Provided records>
__________

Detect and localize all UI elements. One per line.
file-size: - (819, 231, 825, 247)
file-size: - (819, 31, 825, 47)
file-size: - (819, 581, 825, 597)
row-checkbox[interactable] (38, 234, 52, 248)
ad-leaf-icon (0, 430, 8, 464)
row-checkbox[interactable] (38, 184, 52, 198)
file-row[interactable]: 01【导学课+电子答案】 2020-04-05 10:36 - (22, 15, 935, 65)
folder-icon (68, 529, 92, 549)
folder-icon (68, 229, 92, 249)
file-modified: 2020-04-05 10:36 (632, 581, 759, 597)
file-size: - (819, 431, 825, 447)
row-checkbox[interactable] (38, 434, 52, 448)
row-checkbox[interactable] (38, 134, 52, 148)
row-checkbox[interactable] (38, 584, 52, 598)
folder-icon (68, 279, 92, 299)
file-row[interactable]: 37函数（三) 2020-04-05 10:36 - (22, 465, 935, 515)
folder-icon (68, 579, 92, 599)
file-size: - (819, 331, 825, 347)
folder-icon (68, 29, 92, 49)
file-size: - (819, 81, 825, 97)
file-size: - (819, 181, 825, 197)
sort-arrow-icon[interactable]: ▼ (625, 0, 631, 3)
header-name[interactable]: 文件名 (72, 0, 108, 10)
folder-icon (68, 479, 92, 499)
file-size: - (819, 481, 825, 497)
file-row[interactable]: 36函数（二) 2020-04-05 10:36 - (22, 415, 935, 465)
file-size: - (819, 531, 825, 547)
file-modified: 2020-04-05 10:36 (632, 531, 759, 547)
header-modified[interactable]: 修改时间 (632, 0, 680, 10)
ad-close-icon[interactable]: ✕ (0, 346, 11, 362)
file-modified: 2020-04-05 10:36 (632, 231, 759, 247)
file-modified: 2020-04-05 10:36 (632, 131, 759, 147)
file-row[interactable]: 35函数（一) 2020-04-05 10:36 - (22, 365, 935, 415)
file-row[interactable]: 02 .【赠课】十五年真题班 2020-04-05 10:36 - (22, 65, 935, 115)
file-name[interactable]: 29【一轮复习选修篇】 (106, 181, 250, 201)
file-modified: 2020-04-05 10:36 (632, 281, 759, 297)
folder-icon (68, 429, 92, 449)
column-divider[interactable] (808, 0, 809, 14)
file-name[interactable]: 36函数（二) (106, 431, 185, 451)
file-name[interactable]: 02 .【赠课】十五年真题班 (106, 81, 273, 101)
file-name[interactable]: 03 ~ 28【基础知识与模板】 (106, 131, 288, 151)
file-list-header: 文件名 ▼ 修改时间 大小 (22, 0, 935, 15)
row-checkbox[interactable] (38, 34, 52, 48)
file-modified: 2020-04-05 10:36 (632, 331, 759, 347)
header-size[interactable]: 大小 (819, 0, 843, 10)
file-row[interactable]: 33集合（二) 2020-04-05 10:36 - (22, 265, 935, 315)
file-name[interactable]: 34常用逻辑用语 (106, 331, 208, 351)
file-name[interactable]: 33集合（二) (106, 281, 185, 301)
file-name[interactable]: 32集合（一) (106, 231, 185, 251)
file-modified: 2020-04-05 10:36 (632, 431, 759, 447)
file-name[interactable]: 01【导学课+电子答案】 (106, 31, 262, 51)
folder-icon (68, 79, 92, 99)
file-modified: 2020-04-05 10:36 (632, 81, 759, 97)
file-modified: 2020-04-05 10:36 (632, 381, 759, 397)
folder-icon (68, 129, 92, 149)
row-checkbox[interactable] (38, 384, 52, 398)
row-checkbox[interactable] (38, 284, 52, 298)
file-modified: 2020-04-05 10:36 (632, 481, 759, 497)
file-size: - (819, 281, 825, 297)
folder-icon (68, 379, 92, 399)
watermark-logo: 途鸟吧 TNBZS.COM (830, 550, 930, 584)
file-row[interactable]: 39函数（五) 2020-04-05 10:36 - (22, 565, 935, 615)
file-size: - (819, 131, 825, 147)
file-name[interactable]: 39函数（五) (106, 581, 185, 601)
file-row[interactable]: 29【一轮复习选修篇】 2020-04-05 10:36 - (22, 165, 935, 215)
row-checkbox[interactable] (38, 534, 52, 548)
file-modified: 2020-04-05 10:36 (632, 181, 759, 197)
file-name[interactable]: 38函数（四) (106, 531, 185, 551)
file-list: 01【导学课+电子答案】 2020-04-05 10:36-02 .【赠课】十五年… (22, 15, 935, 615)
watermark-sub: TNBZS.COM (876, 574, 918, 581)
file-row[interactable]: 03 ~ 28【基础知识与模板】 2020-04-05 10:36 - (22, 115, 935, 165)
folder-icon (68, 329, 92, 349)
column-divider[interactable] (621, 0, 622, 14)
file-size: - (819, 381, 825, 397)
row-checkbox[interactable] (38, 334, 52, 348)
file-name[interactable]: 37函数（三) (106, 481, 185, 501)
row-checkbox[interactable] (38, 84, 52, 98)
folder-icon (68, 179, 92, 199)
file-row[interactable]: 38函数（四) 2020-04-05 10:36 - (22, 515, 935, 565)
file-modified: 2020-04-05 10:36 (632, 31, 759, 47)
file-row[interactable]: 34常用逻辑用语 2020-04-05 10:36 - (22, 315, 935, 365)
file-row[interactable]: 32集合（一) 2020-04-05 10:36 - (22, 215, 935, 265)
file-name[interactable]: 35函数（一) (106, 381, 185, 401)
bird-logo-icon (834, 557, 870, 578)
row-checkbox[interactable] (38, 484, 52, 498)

__________

What to work on>
Could you give these records again line for line, without changing anything?

Exercise result>
Detect and localize all UI elements. One per line.
file-size: - (819, 231, 825, 247)
file-size: - (819, 31, 825, 47)
file-size: - (819, 581, 825, 597)
row-checkbox[interactable] (38, 234, 52, 248)
ad-leaf-icon (0, 430, 8, 464)
row-checkbox[interactable] (38, 184, 52, 198)
file-row[interactable]: 01【导学课+电子答案】 2020-04-05 10:36 - (22, 15, 935, 65)
folder-icon (68, 529, 92, 549)
folder-icon (68, 229, 92, 249)
file-modified: 2020-04-05 10:36 (632, 581, 759, 597)
file-size: - (819, 431, 825, 447)
row-checkbox[interactable] (38, 434, 52, 448)
row-checkbox[interactable] (38, 134, 52, 148)
row-checkbox[interactable] (38, 584, 52, 598)
folder-icon (68, 279, 92, 299)
file-row[interactable]: 37函数（三) 2020-04-05 10:36 - (22, 465, 935, 515)
folder-icon (68, 579, 92, 599)
file-size: - (819, 331, 825, 347)
folder-icon (68, 29, 92, 49)
file-size: - (819, 81, 825, 97)
file-size: - (819, 181, 825, 197)
sort-arrow-icon[interactable]: ▼ (625, 0, 631, 3)
header-name[interactable]: 文件名 (72, 0, 108, 10)
folder-icon (68, 479, 92, 499)
file-size: - (819, 481, 825, 497)
file-row[interactable]: 36函数（二) 2020-04-05 10:36 - (22, 415, 935, 465)
file-size: - (819, 531, 825, 547)
file-modified: 2020-04-05 10:36 (632, 531, 759, 547)
header-modified[interactable]: 修改时间 (632, 0, 680, 10)
ad-close-icon[interactable]: ✕ (0, 346, 11, 362)
file-modified: 2020-04-05 10:36 (632, 231, 759, 247)
file-modified: 2020-04-05 10:36 (632, 131, 759, 147)
file-row[interactable]: 35函数（一) 2020-04-05 10:36 - (22, 365, 935, 415)
file-row[interactable]: 02 .【赠课】十五年真题班 2020-04-05 10:36 - (22, 65, 935, 115)
file-name[interactable]: 29【一轮复习选修篇】 (106, 181, 250, 201)
file-modified: 2020-04-05 10:36 (632, 281, 759, 297)
folder-icon (68, 429, 92, 449)
column-divider[interactable] (808, 0, 809, 14)
file-name[interactable]: 36函数（二) (106, 431, 185, 451)
file-name[interactable]: 02 .【赠课】十五年真题班 (106, 81, 273, 101)
file-name[interactable]: 03 ~ 28【基础知识与模板】 (106, 131, 288, 151)
file-list-header: 文件名 ▼ 修改时间 大小 (22, 0, 935, 15)
row-checkbox[interactable] (38, 34, 52, 48)
file-modified: 2020-04-05 10:36 (632, 331, 759, 347)
header-size[interactable]: 大小 (819, 0, 843, 10)
file-row[interactable]: 33集合（二) 2020-04-05 10:36 - (22, 265, 935, 315)
file-name[interactable]: 34常用逻辑用语 (106, 331, 208, 351)
file-name[interactable]: 33集合（二) (106, 281, 185, 301)
file-name[interactable]: 32集合（一) (106, 231, 185, 251)
file-modified: 2020-04-05 10:36 (632, 431, 759, 447)
file-name[interactable]: 01【导学课+电子答案】 (106, 31, 262, 51)
folder-icon (68, 79, 92, 99)
file-modified: 2020-04-05 10:36 (632, 81, 759, 97)
file-modified: 2020-04-05 10:36 (632, 381, 759, 397)
folder-icon (68, 129, 92, 149)
row-checkbox[interactable] (38, 384, 52, 398)
row-checkbox[interactable] (38, 284, 52, 298)
file-modified: 2020-04-05 10:36 (632, 481, 759, 497)
file-size: - (819, 281, 825, 297)
folder-icon (68, 379, 92, 399)
watermark-logo: 途鸟吧 TNBZS.COM (830, 550, 930, 584)
file-row[interactable]: 39函数（五) 2020-04-05 10:36 - (22, 565, 935, 615)
file-size: - (819, 131, 825, 147)
file-name[interactable]: 39函数（五) (106, 581, 185, 601)
file-row[interactable]: 29【一轮复习选修篇】 2020-04-05 10:36 - (22, 165, 935, 215)
row-checkbox[interactable] (38, 534, 52, 548)
file-modified: 2020-04-05 10:36 (632, 181, 759, 197)
file-name[interactable]: 38函数（四) (106, 531, 185, 551)
file-list: 01【导学课+电子答案】 2020-04-05 10:36-02 .【赠课】十五年… (22, 15, 935, 615)
watermark-sub: TNBZS.COM (876, 574, 918, 581)
file-row[interactable]: 03 ~ 28【基础知识与模板】 2020-04-05 10:36 - (22, 115, 935, 165)
folder-icon (68, 329, 92, 349)
column-divider[interactable] (621, 0, 622, 14)
file-size: - (819, 381, 825, 397)
row-checkbox[interactable] (38, 334, 52, 348)
file-name[interactable]: 37函数（三) (106, 481, 185, 501)
row-checkbox[interactable] (38, 84, 52, 98)
folder-icon (68, 179, 92, 199)
file-row[interactable]: 38函数（四) 2020-04-05 10:36 - (22, 515, 935, 565)
file-modified: 2020-04-05 10:36 (632, 31, 759, 47)
file-row[interactable]: 34常用逻辑用语 2020-04-05 10:36 - (22, 315, 935, 365)
file-row[interactable]: 32集合（一) 2020-04-05 10:36 - (22, 215, 935, 265)
file-name[interactable]: 35函数（一) (106, 381, 185, 401)
bird-logo-icon (834, 557, 870, 578)
row-checkbox[interactable] (38, 484, 52, 498)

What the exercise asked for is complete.